= Supplied data =
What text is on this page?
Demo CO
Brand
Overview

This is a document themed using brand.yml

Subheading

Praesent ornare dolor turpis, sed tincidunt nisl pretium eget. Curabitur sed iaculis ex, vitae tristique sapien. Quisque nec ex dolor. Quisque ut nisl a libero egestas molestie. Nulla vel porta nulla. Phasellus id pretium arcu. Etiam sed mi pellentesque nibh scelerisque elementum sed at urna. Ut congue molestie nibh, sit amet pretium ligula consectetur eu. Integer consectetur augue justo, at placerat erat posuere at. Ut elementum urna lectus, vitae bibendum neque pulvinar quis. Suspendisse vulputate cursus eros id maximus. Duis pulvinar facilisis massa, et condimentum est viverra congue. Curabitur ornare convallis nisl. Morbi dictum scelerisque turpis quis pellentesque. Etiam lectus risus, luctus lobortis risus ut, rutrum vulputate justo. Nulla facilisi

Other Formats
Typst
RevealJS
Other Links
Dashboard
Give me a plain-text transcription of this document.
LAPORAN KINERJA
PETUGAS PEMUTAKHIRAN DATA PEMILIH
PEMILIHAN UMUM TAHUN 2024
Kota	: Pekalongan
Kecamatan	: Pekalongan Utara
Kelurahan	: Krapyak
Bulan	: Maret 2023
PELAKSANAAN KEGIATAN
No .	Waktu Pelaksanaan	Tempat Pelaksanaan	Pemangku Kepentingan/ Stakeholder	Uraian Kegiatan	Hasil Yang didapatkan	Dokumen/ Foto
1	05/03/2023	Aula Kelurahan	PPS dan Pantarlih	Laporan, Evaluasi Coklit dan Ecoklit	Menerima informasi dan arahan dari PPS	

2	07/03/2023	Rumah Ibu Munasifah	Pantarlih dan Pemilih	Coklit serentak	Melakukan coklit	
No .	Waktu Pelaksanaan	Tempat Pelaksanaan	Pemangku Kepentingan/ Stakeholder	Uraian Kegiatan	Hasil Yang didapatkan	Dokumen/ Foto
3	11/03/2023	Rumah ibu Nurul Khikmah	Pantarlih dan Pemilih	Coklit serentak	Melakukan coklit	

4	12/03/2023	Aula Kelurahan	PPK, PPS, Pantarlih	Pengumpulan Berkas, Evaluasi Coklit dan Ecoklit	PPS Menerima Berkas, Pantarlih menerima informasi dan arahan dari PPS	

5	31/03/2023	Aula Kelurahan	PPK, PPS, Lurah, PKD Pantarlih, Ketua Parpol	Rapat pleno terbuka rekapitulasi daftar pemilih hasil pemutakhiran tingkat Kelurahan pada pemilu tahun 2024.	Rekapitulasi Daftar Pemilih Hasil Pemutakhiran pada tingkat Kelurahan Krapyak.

= Your objective =
All of the records must be repeated exactly.

= Complete output =
What text is on this page?
Demo CO
Brand
Overview

This is a document themed using brand.yml

Subheading

Praesent ornare dolor turpis, sed tincidunt nisl pretium eget. Curabitur sed iaculis ex, vitae tristique sapien. Quisque nec ex dolor. Quisque ut nisl a libero egestas molestie. Nulla vel porta nulla. Phasellus id pretium arcu. Etiam sed mi pellentesque nibh scelerisque elementum sed at urna. Ut congue molestie nibh, sit amet pretium ligula consectetur eu. Integer consectetur augue justo, at placerat erat posuere at. Ut elementum urna lectus, vitae bibendum neque pulvinar quis. Suspendisse vulputate cursus eros id maximus. Duis pulvinar facilisis massa, et condimentum est viverra congue. Curabitur ornare convallis nisl. Morbi dictum scelerisque turpis quis pellentesque. Etiam lectus risus, luctus lobortis risus ut, rutrum vulputate justo. Nulla facilisi

Other Formats
Typst
RevealJS
Other Links
Dashboard
Give me a plain-text transcription of this document.
LAPORAN KINERJA
PETUGAS PEMUTAKHIRAN DATA PEMILIH
PEMILIHAN UMUM TAHUN 2024
Kota	: Pekalongan
Kecamatan	: Pekalongan Utara
Kelurahan	: Krapyak
Bulan	: Maret 2023
PELAKSANAAN KEGIATAN
No .	Waktu Pelaksanaan	Tempat Pelaksanaan	Pemangku Kepentingan/ Stakeholder	Uraian Kegiatan	Hasil Yang didapatkan	Dokumen/ Foto
1	05/03/2023	Aula Kelurahan	PPS dan Pantarlih	Laporan, Evaluasi Coklit dan Ecoklit	Menerima informasi dan arahan dari PPS	

2	07/03/2023	Rumah Ibu Munasifah	Pantarlih dan Pemilih	Coklit serentak	Melakukan coklit	
No .	Waktu Pelaksanaan	Tempat Pelaksanaan	Pemangku Kepentingan/ Stakeholder	Uraian Kegiatan	Hasil Yang didapatkan	Dokumen/ Foto
3	11/03/2023	Rumah ibu Nurul Khikmah	Pantarlih dan Pemilih	Coklit serentak	Melakukan coklit	

4	12/03/2023	Aula Kelurahan	PPK, PPS, Pantarlih	Pengumpulan Berkas, Evaluasi Coklit dan Ecoklit	PPS Menerima Berkas, Pantarlih menerima informasi dan arahan dari PPS	

5	31/03/2023	Aula Kelurahan	PPK, PPS, Lurah, PKD Pantarlih, Ketua Parpol	Rapat pleno terbuka rekapitulasi daftar pemilih hasil pemutakhiran tingkat Kelurahan pada pemilu tahun 2024.	Rekapitulasi Daftar Pemilih Hasil Pemutakhiran pada tingkat Kelurahan Krapyak.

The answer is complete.